> [Task material]
---

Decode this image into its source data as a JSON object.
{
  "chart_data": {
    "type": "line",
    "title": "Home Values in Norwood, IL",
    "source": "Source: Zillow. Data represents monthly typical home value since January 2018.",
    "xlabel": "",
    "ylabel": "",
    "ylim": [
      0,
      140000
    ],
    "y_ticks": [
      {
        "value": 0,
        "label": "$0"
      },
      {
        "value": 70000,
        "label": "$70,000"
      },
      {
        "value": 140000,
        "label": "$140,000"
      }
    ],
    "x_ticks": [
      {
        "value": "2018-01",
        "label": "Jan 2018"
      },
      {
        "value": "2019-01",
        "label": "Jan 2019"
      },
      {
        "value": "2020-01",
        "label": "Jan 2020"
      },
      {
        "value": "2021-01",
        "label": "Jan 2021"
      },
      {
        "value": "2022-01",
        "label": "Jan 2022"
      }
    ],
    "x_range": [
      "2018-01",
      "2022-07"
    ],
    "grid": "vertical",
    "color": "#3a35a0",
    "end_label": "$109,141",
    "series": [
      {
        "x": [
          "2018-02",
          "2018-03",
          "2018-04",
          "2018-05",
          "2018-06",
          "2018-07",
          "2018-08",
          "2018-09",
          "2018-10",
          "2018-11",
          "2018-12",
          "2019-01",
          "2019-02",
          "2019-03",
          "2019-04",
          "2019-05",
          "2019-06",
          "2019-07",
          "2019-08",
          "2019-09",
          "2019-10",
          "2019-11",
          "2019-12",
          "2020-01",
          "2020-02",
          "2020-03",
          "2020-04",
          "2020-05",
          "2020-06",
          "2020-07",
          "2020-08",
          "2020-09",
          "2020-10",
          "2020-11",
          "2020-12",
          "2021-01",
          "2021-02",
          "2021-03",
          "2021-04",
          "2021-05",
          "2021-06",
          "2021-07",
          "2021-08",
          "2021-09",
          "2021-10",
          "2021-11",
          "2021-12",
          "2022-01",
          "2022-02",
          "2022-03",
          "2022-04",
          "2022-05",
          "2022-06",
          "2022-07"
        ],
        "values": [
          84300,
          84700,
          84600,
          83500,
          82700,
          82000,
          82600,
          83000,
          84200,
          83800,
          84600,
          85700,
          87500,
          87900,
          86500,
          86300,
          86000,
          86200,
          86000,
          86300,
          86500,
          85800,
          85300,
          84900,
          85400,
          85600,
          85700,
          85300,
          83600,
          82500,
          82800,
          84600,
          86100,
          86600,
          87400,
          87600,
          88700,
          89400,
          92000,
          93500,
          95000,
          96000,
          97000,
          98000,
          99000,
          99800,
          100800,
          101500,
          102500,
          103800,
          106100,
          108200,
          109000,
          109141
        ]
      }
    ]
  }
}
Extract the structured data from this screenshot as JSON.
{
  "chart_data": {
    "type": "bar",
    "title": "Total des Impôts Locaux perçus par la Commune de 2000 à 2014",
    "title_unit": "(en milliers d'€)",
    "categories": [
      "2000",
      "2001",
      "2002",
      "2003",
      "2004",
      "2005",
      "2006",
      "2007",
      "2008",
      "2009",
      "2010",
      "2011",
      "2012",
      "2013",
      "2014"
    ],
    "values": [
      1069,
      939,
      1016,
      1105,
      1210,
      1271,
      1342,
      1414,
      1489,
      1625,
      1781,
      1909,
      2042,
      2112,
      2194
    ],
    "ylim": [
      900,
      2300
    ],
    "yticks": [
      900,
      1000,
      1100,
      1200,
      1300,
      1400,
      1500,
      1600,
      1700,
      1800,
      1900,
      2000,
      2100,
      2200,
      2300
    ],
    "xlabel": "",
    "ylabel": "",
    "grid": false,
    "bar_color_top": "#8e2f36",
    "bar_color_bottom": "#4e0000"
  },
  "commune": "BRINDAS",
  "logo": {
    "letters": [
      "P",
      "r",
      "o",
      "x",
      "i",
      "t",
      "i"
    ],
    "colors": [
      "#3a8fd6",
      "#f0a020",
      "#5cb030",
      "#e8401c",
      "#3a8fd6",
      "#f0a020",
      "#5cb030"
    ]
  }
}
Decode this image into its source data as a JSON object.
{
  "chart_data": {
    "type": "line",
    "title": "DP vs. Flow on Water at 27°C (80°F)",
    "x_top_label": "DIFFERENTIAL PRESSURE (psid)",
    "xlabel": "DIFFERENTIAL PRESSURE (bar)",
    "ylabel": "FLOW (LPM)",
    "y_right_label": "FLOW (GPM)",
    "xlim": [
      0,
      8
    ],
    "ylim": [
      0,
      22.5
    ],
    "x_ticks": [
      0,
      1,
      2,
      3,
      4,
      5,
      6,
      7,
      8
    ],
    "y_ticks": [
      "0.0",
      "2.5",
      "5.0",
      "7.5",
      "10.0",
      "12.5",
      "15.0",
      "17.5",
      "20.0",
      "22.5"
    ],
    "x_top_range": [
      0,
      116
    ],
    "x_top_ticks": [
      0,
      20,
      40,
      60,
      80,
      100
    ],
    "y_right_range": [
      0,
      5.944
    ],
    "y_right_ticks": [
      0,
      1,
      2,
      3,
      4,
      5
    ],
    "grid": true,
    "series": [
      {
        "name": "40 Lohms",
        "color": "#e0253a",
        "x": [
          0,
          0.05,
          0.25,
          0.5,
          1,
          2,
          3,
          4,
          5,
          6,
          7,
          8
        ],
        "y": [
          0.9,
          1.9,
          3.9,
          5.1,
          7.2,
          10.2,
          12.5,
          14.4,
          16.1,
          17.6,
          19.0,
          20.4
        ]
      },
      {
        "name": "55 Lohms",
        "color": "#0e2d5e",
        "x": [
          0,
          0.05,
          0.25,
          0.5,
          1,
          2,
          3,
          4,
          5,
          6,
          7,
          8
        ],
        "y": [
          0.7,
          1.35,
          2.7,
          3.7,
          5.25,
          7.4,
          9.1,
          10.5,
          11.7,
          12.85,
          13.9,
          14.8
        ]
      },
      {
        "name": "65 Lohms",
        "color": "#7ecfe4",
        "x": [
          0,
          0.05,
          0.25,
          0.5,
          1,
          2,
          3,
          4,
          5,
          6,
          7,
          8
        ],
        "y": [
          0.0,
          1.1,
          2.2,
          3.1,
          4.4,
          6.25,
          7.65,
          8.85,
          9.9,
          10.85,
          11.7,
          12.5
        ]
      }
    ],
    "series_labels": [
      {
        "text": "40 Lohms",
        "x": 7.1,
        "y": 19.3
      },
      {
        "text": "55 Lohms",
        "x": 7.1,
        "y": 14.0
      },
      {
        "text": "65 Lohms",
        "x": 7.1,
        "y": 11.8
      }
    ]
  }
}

---

Every entry should be output exactly as written, please.

> [Solution to this task]
Decode this image into its source data as a JSON object.
{
  "chart_data": {
    "type": "line",
    "title": "Home Values in Norwood, IL",
    "source": "Source: Zillow. Data represents monthly typical home value since January 2018.",
    "xlabel": "",
    "ylabel": "",
    "ylim": [
      0,
      140000
    ],
    "y_ticks": [
      {
        "value": 0,
        "label": "$0"
      },
      {
        "value": 70000,
        "label": "$70,000"
      },
      {
        "value": 140000,
        "label": "$140,000"
      }
    ],
    "x_ticks": [
      {
        "value": "2018-01",
        "label": "Jan 2018"
      },
      {
        "value": "2019-01",
        "label": "Jan 2019"
      },
      {
        "value": "2020-01",
        "label": "Jan 2020"
      },
      {
        "value": "2021-01",
        "label": "Jan 2021"
      },
      {
        "value": "2022-01",
        "label": "Jan 2022"
      }
    ],
    "x_range": [
      "2018-01",
      "2022-07"
    ],
    "grid": "vertical",
    "color": "#3a35a0",
    "end_label": "$109,141",
    "series": [
      {
        "x": [
          "2018-02",
          "2018-03",
          "2018-04",
          "2018-05",
          "2018-06",
          "2018-07",
          "2018-08",
          "2018-09",
          "2018-10",
          "2018-11",
          "2018-12",
          "2019-01",
          "2019-02",
          "2019-03",
          "2019-04",
          "2019-05",
          "2019-06",
          "2019-07",
          "2019-08",
          "2019-09",
          "2019-10",
          "2019-11",
          "2019-12",
          "2020-01",
          "2020-02",
          "2020-03",
          "2020-04",
          "2020-05",
          "2020-06",
          "2020-07",
          "2020-08",
          "2020-09",
          "2020-10",
          "2020-11",
          "2020-12",
          "2021-01",
          "2021-02",
          "2021-03",
          "2021-04",
          "2021-05",
          "2021-06",
          "2021-07",
          "2021-08",
          "2021-09",
          "2021-10",
          "2021-11",
          "2021-12",
          "2022-01",
          "2022-02",
          "2022-03",
          "2022-04",
          "2022-05",
          "2022-06",
          "2022-07"
        ],
        "values": [
          84300,
          84700,
          84600,
          83500,
          82700,
          82000,
          82600,
          83000,
          84200,
          83800,
          84600,
          85700,
          87500,
          87900,
          86500,
          86300,
          86000,
          86200,
          86000,
          86300,
          86500,
          85800,
          85300,
          84900,
          85400,
          85600,
          85700,
          85300,
          83600,
          82500,
          82800,
          84600,
          86100,
          86600,
          87400,
          87600,
          88700,
          89400,
          92000,
          93500,
          95000,
          96000,
          97000,
          98000,
          99000,
          99800,
          100800,
          101500,
          102500,
          103800,
          106100,
          108200,
          109000,
          109141
        ]
      }
    ]
  }
}
Extract the structured data from this screenshot as JSON.
{
  "chart_data": {
    "type": "bar",
    "title": "Total des Impôts Locaux perçus par la Commune de 2000 à 2014",
    "title_unit": "(en milliers d'€)",
    "categories": [
      "2000",
      "2001",
      "2002",
      "2003",
      "2004",
      "2005",
      "2006",
      "2007",
      "2008",
      "2009",
      "2010",
      "2011",
      "2012",
      "2013",
      "2014"
    ],
    "values": [
      1069,
      939,
      1016,
      1105,
      1210,
      1271,
      1342,
      1414,
      1489,
      1625,
      1781,
      1909,
      2042,
      2112,
      2194
    ],
    "ylim": [
      900,
      2300
    ],
    "yticks": [
      900,
      1000,
      1100,
      1200,
      1300,
      1400,
      1500,
      1600,
      1700,
      1800,
      1900,
      2000,
      2100,
      2200,
      2300
    ],
    "xlabel": "",
    "ylabel": "",
    "grid": false,
    "bar_color_top": "#8e2f36",
    "bar_color_bottom": "#4e0000"
  },
  "commune": "BRINDAS",
  "logo": {
    "letters": [
      "P",
      "r",
      "o",
      "x",
      "i",
      "t",
      "i"
    ],
    "colors": [
      "#3a8fd6",
      "#f0a020",
      "#5cb030",
      "#e8401c",
      "#3a8fd6",
      "#f0a020",
      "#5cb030"
    ]
  }
}
Decode this image into its source data as a JSON object.
{
  "chart_data": {
    "type": "line",
    "title": "DP vs. Flow on Water at 27°C (80°F)",
    "x_top_label": "DIFFERENTIAL PRESSURE (psid)",
    "xlabel": "DIFFERENTIAL PRESSURE (bar)",
    "ylabel": "FLOW (LPM)",
    "y_right_label": "FLOW (GPM)",
    "xlim": [
      0,
      8
    ],
    "ylim": [
      0,
      22.5
    ],
    "x_ticks": [
      0,
      1,
      2,
      3,
      4,
      5,
      6,
      7,
      8
    ],
    "y_ticks": [
      "0.0",
      "2.5",
      "5.0",
      "7.5",
      "10.0",
      "12.5",
      "15.0",
      "17.5",
      "20.0",
      "22.5"
    ],
    "x_top_range": [
      0,
      116
    ],
    "x_top_ticks": [
      0,
      20,
      40,
      60,
      80,
      100
    ],
    "y_right_range": [
      0,
      5.944
    ],
    "y_right_ticks": [
      0,
      1,
      2,
      3,
      4,
      5
    ],
    "grid": true,
    "series": [
      {
        "name": "40 Lohms",
        "color": "#e0253a",
        "x": [
          0,
          0.05,
          0.25,
          0.5,
          1,
          2,
          3,
          4,
          5,
          6,
          7,
          8
        ],
        "y": [
          0.9,
          1.9,
          3.9,
          5.1,
          7.2,
          10.2,
          12.5,
          14.4,
          16.1,
          17.6,
          19.0,
          20.4
        ]
      },
      {
        "name": "55 Lohms",
        "color": "#0e2d5e",
        "x": [
          0,
          0.05,
          0.25,
          0.5,
          1,
          2,
          3,
          4,
          5,
          6,
          7,
          8
        ],
        "y": [
          0.7,
          1.35,
          2.7,
          3.7,
          5.25,
          7.4,
          9.1,
          10.5,
          11.7,
          12.85,
          13.9,
          14.8
        ]
      },
      {
        "name": "65 Lohms",
        "color": "#7ecfe4",
        "x": [
          0,
          0.05,
          0.25,
          0.5,
          1,
          2,
          3,
          4,
          5,
          6,
          7,
          8
        ],
        "y": [
          0.0,
          1.1,
          2.2,
          3.1,
          4.4,
          6.25,
          7.65,
          8.85,
          9.9,
          10.85,
          11.7,
          12.5
        ]
      }
    ],
    "series_labels": [
      {
        "text": "40 Lohms",
        "x": 7.1,
        "y": 19.3
      },
      {
        "text": "55 Lohms",
        "x": 7.1,
        "y": 14.0
      },
      {
        "text": "65 Lohms",
        "x": 7.1,
        "y": 11.8
      }
    ]
  }
}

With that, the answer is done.